Nothing in the data should change when you return it, but leave the pictures out.

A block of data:
┌──
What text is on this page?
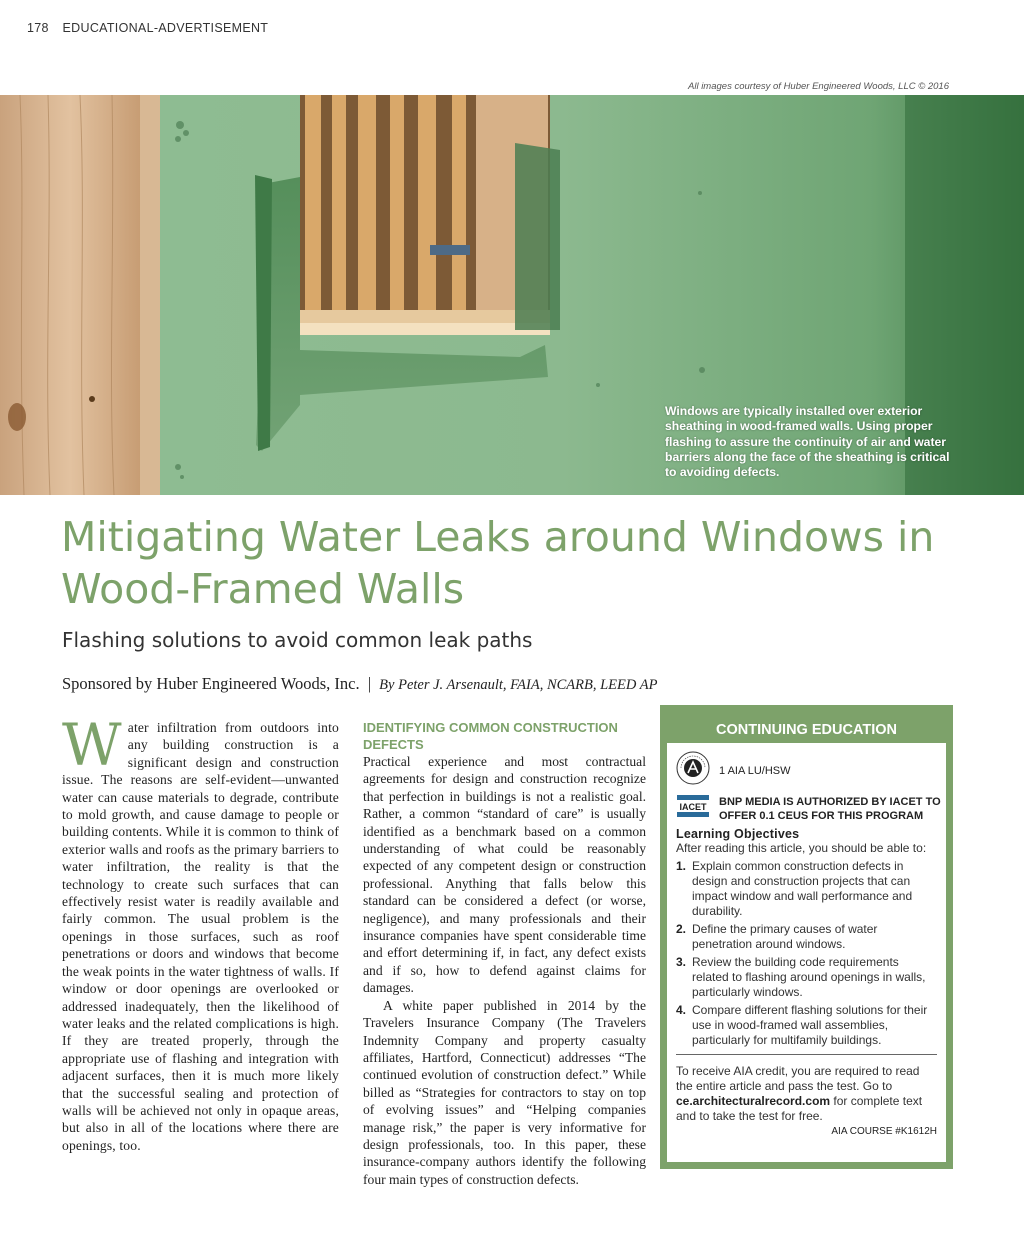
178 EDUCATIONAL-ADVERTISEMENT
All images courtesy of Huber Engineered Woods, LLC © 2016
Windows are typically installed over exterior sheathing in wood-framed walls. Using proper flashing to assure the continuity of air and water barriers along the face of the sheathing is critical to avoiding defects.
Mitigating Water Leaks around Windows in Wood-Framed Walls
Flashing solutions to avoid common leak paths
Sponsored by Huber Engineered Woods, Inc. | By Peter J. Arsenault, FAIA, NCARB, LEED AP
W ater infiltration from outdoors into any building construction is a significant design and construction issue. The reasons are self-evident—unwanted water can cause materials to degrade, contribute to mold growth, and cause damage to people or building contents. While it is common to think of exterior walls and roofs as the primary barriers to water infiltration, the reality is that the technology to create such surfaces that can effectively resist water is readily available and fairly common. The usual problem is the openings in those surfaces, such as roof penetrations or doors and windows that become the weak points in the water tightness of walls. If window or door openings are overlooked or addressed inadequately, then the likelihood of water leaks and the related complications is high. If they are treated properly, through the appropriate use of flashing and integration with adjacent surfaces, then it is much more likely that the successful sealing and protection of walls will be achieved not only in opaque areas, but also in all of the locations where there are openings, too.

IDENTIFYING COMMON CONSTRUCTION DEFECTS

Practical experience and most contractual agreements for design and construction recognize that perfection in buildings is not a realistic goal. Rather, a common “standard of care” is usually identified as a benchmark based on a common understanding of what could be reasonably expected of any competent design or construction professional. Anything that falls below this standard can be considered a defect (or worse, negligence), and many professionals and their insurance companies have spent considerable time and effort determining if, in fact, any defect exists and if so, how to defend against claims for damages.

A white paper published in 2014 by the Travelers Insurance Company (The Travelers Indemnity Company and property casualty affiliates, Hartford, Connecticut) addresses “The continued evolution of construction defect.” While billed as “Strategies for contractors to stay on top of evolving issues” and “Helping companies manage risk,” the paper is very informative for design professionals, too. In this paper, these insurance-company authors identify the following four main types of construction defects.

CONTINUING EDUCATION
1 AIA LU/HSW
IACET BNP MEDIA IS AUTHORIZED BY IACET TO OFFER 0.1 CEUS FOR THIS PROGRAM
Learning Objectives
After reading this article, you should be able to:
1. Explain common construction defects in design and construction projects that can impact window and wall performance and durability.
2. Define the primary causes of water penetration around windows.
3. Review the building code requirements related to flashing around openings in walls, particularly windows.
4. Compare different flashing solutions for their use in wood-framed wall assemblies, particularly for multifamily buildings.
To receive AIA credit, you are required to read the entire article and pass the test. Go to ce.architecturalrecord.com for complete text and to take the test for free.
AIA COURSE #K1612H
└──
→ SOLVED PROBLEM
What text is on this page?
178 EDUCATIONAL-ADVERTISEMENT
All images courtesy of Huber Engineered Woods, LLC © 2016
Windows are typically installed over exterior sheathing in wood-framed walls. Using proper flashing to assure the continuity of air and water barriers along the face of the sheathing is critical to avoiding defects.
Mitigating Water Leaks around Windows in Wood-Framed Walls
Flashing solutions to avoid common leak paths
Sponsored by Huber Engineered Woods, Inc. | By Peter J. Arsenault, FAIA, NCARB, LEED AP
W ater infiltration from outdoors into any building construction is a significant design and construction issue. The reasons are self-evident—unwanted water can cause materials to degrade, contribute to mold growth, and cause damage to people or building contents. While it is common to think of exterior walls and roofs as the primary barriers to water infiltration, the reality is that the technology to create such surfaces that can effectively resist water is readily available and fairly common. The usual problem is the openings in those surfaces, such as roof penetrations or doors and windows that become the weak points in the water tightness of walls. If window or door openings are overlooked or addressed inadequately, then the likelihood of water leaks and the related complications is high. If they are treated properly, through the appropriate use of flashing and integration with adjacent surfaces, then it is much more likely that the successful sealing and protection of walls will be achieved not only in opaque areas, but also in all of the locations where there are openings, too.

IDENTIFYING COMMON CONSTRUCTION DEFECTS

Practical experience and most contractual agreements for design and construction recognize that perfection in buildings is not a realistic goal. Rather, a common “standard of care” is usually identified as a benchmark based on a common understanding of what could be reasonably expected of any competent design or construction professional. Anything that falls below this standard can be considered a defect (or worse, negligence), and many professionals and their insurance companies have spent considerable time and effort determining if, in fact, any defect exists and if so, how to defend against claims for damages.

A white paper published in 2014 by the Travelers Insurance Company (The Travelers Indemnity Company and property casualty affiliates, Hartford, Connecticut) addresses “The continued evolution of construction defect.” While billed as “Strategies for contractors to stay on top of evolving issues” and “Helping companies manage risk,” the paper is very informative for design professionals, too. In this paper, these insurance-company authors identify the following four main types of construction defects.

CONTINUING EDUCATION
1 AIA LU/HSW
IACET BNP MEDIA IS AUTHORIZED BY IACET TO OFFER 0.1 CEUS FOR THIS PROGRAM
Learning Objectives
After reading this article, you should be able to:
1. Explain common construction defects in design and construction projects that can impact window and wall performance and durability.
2. Define the primary causes of water penetration around windows.
3. Review the building code requirements related to flashing around openings in walls, particularly windows.
4. Compare different flashing solutions for their use in wood-framed wall assemblies, particularly for multifamily buildings.
To receive AIA credit, you are required to read the entire article and pass the test. Go to ce.architecturalrecord.com for complete text and to take the test for free.
AIA COURSE #K1612H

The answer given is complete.